O CIEDDE é herdeiro direto da AEED (Assessoria Especial de Enfrentamento à Desinformação) do TSE. Faço uma breve cronologia. A AEED foi criada em 2022 durante a gestão do ministro Edson Fachin, na época presidente do TSE. Já sob a presidência de Alexandre de Moraes, a AEED foi turbinada, recebendo poder de polícia no dito “combate à desinformação”. Já em março de 2024, foi criado oficialmente o Centro Integrado de Enfrentamento à Desinformação e Defesa da Democracia (CIEDDE) como um passo a mais para institucionalizar o modus operandi de Moraes.
Pois bem, se eu dizia, em meu artigo de abril, que o CIEDDE funcionaria como um ministério da Verdade e que Moraes finalmente teria em suas mãos “a ferramenta que desejava para dizer o que pode ou não ser dito”, ignorava que a própria AEED já estava servindo a esse fim de forma espúria (não que não pudéssemos ter suspeitado). A Folha de S. Paulo revela agora que, para além de o órgão do TSE ter sido usado para turbinar os inquéritos que nunca têm fim, em especial o inquérito das fake news, ao menos parte dos relatórios produzidos e que motivaram medidas judiciais contra bolsonaristas foram produzidos a pedido do próprio Moraes, isto é, para além do já promíscuo acúmulo dos papéis de “vítima”, investigador e julgador, ele também foi acusador, ou “denunciador”.
O esquema, e julgo muito adequado falar em esquema, funcionava da seguinte forma: Moraes demandava que seus assessores no STF solicitassem relatórios à AEED no TSE, que visavam a alimentar inquéritos contra bolsonaristas no STF, tanto durante quanto após as eleições (as mensagens obtidas pela Folha vão de agosto de 2022 a maio de 2023). Na suprema corte, o principal assessor que figura na troca de mensagens via WhatsApp é o juiz instrutor Airton Vieira. Já no TSE, o interlocutor era Eduardo Tagliaferro, à época chefe do AEED. A mando de Moraes, Airton Vieira pedia de maneira informal a Eduardo Tagliaferro relatórios contra aliados do então presidente Jair Bolsonaro para abastecer o famigerado inquérito das fake news. Contudo, em nenhum lugar figura de forma oficial que esses relatórios tenham sido solicitados a pedido de Moraes, sendo que alguns eram tratados como “de ordem” de Airton e em outros como se fosse uma denúncia “anônima”. Destaca a reportagem que “ao menos parte desses documentos foi usada pelo ministro para embasar medidas criminais contra bolsonaristas, como cancelamento de passaportes, bloqueio de redes sociais e intimações para depoimento à Polícia Federal.”
Um caso que ilustra o esquema tem como alvo Rodrigo Constantino. Airton Vieira chega a cobrar alterações em relatório já produzido sobre Constantino, enviando prints de postagens feitas pelo mesmo. Para não restarem dúvidas de que o juiz instrutor estava cumprindo ordens: “Quem mandou isso aí, exatamente agora, foi o ministro e mandou dizendo: vocês querem que eu faça o laudo? Ele tá assim, ele cismou com isso aí”. Ou seja, era o próprio Moraes quem estava fornecendo os fatos para subsidiar um relatório, que, após apresentado, poderia ser usado, como se fosse uma apuração independente da AEED, para justificar as próprias medidas de Moraes dentro do seu vasto repertório: bloqueio de redes sociais, confisco de passaportes, multas, prisões etc. O assessor do ministro segue a mensagem de áudio de forma ainda mais reveladora: “Como ele está esses dias sem sessão, ele está com tempo para ficar procurando”. Significaria isso que, por estar com tempo livre, o próprio Moraes estava vasculhando as redes sociais de seus desafetos em busca de postagens “incriminadoras”? É o que parece.

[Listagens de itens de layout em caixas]
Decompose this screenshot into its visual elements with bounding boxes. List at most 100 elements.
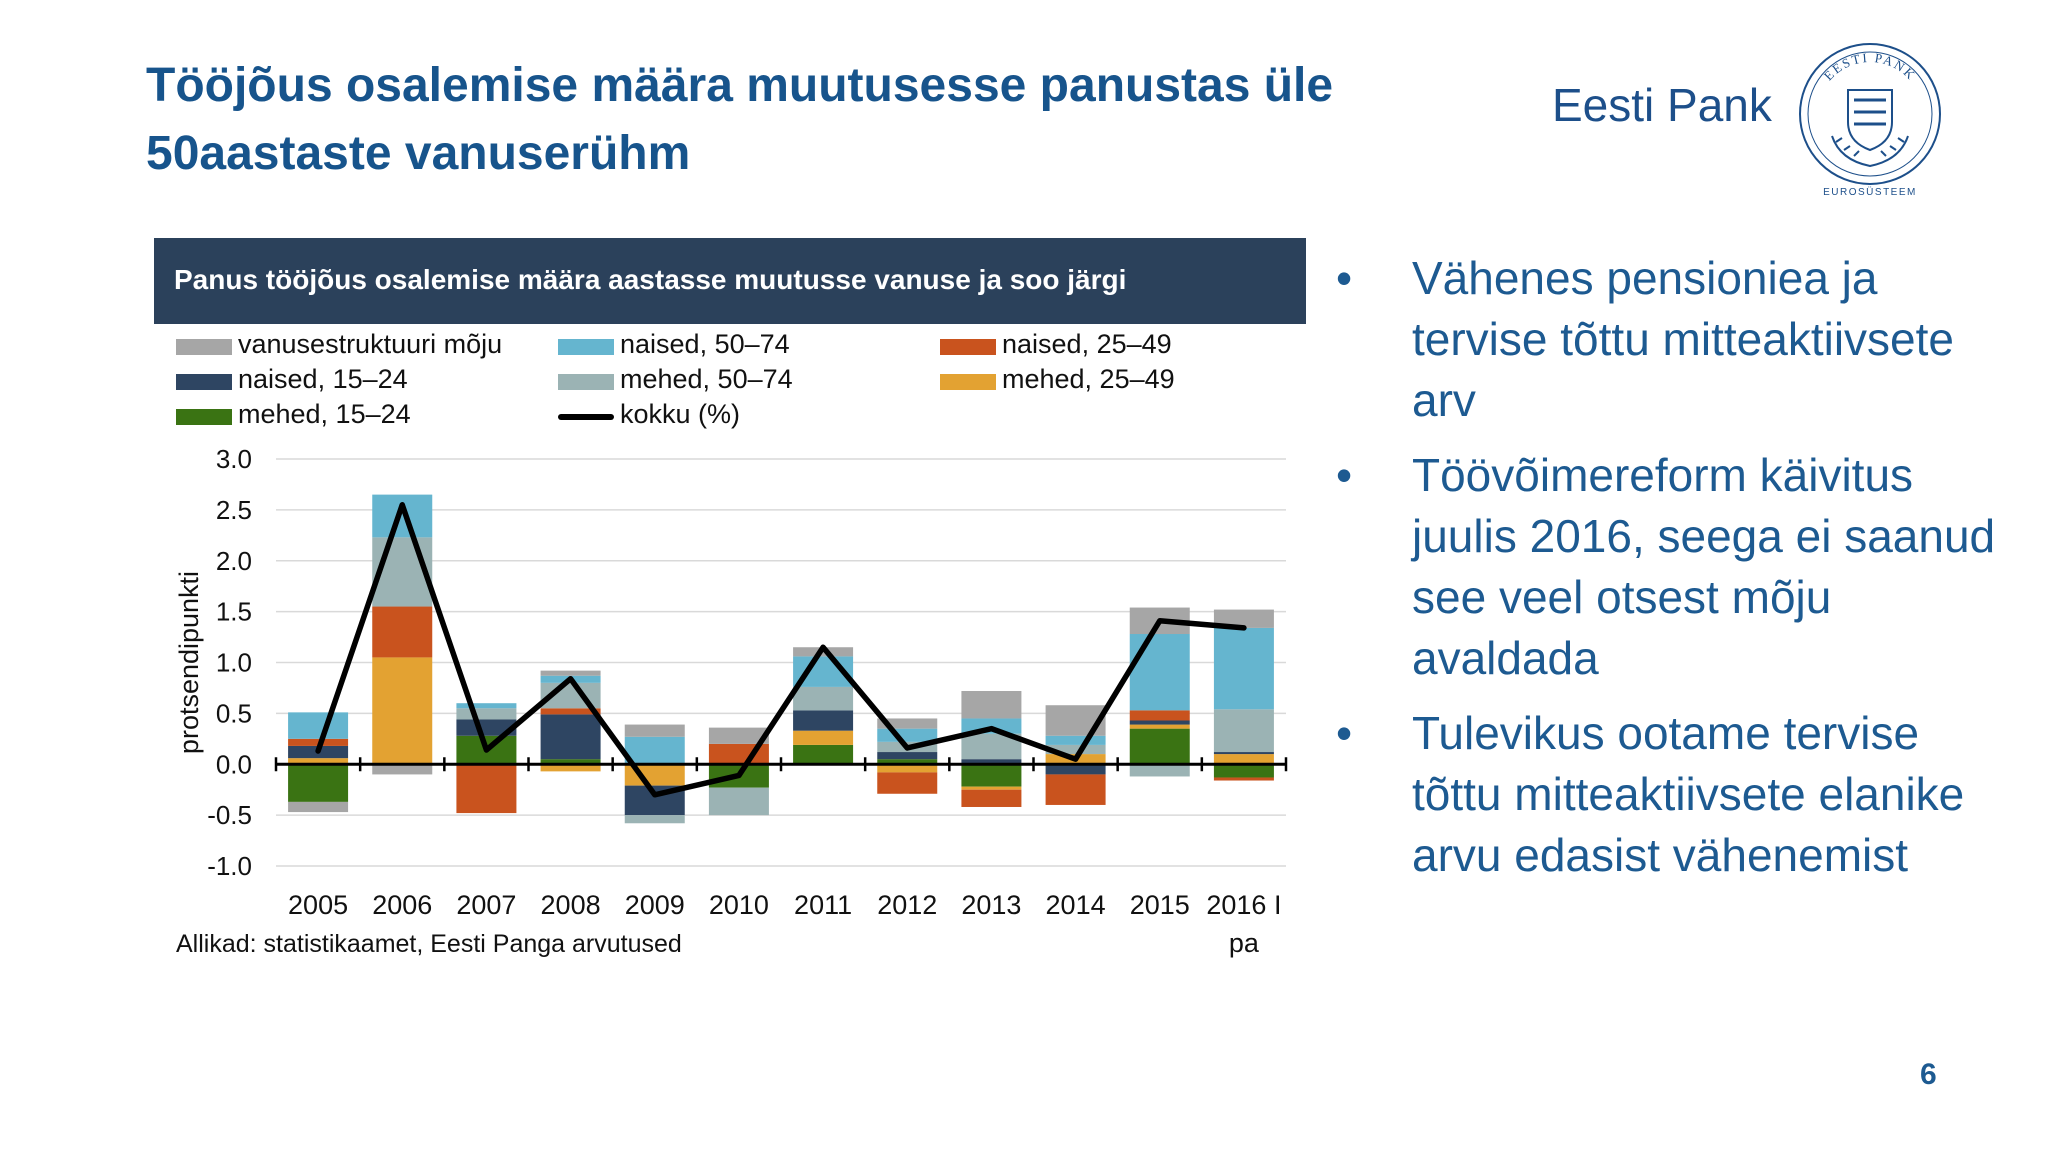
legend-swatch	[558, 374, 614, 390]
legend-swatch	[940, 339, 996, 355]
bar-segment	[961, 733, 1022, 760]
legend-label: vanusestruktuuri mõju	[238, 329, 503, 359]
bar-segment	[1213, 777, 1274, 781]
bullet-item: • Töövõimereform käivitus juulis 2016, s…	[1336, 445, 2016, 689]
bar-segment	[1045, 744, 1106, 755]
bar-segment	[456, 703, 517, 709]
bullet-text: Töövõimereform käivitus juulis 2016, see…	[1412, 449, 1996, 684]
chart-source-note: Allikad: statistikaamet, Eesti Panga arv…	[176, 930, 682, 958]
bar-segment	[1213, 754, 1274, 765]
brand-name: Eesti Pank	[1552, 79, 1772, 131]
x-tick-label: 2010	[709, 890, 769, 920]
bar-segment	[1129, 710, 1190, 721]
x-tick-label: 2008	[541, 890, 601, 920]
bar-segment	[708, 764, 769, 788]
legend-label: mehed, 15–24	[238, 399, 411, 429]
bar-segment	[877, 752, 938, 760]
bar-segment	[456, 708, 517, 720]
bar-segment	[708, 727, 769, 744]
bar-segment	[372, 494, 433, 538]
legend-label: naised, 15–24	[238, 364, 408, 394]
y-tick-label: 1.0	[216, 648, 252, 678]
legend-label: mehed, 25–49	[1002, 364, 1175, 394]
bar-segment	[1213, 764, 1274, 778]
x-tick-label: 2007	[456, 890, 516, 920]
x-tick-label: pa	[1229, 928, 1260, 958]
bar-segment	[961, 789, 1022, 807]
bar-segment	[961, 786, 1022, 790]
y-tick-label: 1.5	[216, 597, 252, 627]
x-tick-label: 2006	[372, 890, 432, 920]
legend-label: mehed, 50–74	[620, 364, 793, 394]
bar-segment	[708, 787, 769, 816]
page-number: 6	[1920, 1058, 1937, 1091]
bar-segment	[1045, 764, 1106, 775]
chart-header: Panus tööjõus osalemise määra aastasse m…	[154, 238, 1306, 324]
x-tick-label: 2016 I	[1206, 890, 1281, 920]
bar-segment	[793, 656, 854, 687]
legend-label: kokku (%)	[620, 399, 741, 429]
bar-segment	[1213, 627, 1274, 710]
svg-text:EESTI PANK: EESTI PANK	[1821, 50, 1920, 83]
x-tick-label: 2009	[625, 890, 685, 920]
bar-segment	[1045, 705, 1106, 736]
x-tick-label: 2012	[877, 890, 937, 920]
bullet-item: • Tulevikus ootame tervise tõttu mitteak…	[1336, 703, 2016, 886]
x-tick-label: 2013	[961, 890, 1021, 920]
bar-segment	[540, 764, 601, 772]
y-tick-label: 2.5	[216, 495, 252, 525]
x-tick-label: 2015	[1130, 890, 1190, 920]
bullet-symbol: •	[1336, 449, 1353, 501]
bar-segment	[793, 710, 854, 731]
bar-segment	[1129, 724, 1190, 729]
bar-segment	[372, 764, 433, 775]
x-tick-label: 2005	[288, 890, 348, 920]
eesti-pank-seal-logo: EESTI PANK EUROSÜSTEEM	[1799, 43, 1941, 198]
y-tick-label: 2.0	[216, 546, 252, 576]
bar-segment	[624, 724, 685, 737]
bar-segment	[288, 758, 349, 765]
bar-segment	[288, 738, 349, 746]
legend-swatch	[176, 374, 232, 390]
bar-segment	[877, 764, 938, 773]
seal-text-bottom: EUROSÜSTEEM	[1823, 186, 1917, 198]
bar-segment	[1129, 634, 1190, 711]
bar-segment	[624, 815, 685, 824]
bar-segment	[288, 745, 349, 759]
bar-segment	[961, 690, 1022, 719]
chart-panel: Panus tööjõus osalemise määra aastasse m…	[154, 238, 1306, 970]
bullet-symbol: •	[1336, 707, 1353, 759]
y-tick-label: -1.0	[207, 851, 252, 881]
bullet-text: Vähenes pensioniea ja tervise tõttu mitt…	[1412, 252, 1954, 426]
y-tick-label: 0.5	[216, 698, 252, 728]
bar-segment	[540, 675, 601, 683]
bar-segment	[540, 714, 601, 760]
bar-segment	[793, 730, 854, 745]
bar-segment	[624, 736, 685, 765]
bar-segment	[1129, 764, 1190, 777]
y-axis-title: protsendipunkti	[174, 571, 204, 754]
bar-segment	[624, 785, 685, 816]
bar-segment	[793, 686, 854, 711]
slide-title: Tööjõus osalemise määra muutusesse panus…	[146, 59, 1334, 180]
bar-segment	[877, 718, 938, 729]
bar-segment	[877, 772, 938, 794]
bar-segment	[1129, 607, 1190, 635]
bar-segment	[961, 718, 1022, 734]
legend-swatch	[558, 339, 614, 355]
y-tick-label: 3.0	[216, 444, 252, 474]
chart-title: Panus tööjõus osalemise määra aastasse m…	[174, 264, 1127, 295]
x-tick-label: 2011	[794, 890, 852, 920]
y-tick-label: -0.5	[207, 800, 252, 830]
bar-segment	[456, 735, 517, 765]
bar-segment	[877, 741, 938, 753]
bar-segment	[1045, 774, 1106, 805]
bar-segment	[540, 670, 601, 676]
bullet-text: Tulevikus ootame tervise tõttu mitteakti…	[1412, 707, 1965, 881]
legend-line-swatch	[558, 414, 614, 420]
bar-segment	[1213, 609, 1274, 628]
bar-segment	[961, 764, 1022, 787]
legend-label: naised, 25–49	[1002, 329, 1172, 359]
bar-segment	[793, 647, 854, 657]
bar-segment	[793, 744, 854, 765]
--
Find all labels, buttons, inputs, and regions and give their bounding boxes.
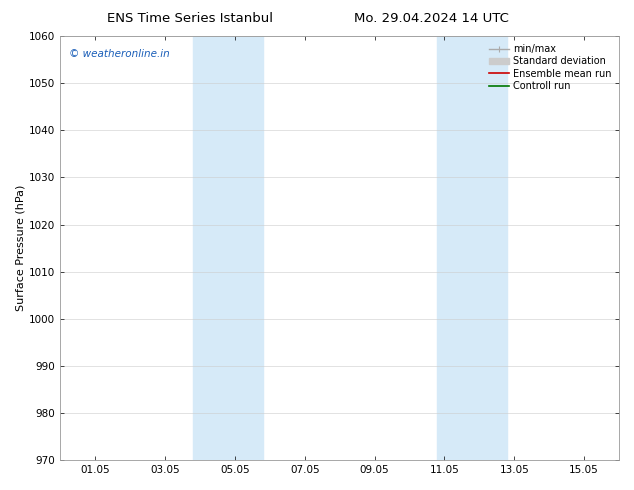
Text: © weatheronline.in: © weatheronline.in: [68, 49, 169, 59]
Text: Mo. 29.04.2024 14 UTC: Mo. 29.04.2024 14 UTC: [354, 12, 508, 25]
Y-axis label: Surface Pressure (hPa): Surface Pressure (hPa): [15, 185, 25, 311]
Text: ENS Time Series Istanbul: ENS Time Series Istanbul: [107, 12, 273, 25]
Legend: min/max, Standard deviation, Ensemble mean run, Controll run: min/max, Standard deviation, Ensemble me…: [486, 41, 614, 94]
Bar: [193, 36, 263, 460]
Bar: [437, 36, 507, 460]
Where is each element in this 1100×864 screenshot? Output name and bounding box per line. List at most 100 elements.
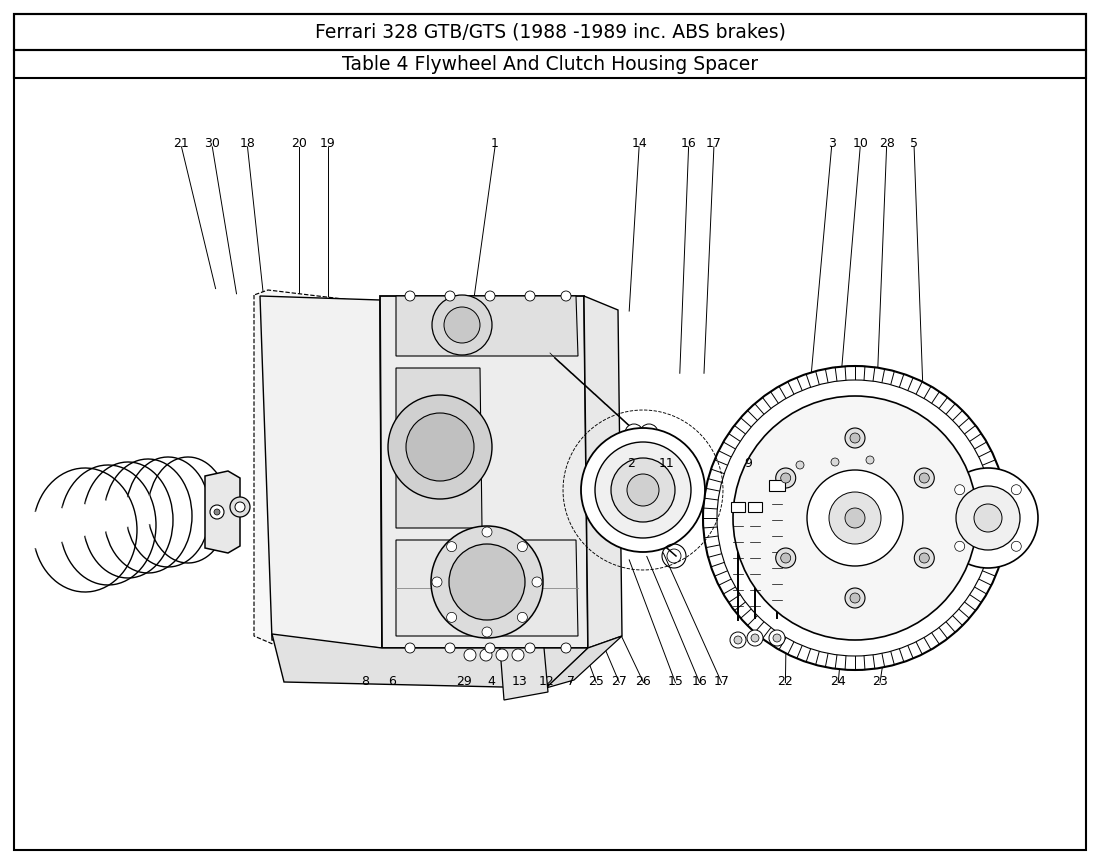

__TAREFA SOLICITADA__
Reescreva o trecho sobre o CIEDDE começando em "O CIEDDE é herdeiro" e seguindo até "operandi de Moraes.", trocando "turbinada" por "fortalecida".

__RESPOSTA DA TAREFA__
O CIEDDE é herdeiro direto da AEED (Assessoria Especial de Enfrentamento à Desinformação) do TSE. Faço uma breve cronologia. A AEED foi criada em 2022 durante a gestão do ministro Edson Fachin, na época presidente do TSE. Já sob a presidência de Alexandre de Moraes, a AEED foi fortalecida, recebendo poder de polícia no dito “combate à desinformação”. Já em março de 2024, foi criado oficialmente o Centro Integrado de Enfrentamento à Desinformação e Defesa da Democracia (CIEDDE) como um passo a mais para institucionalizar o modus operandi de Moraes.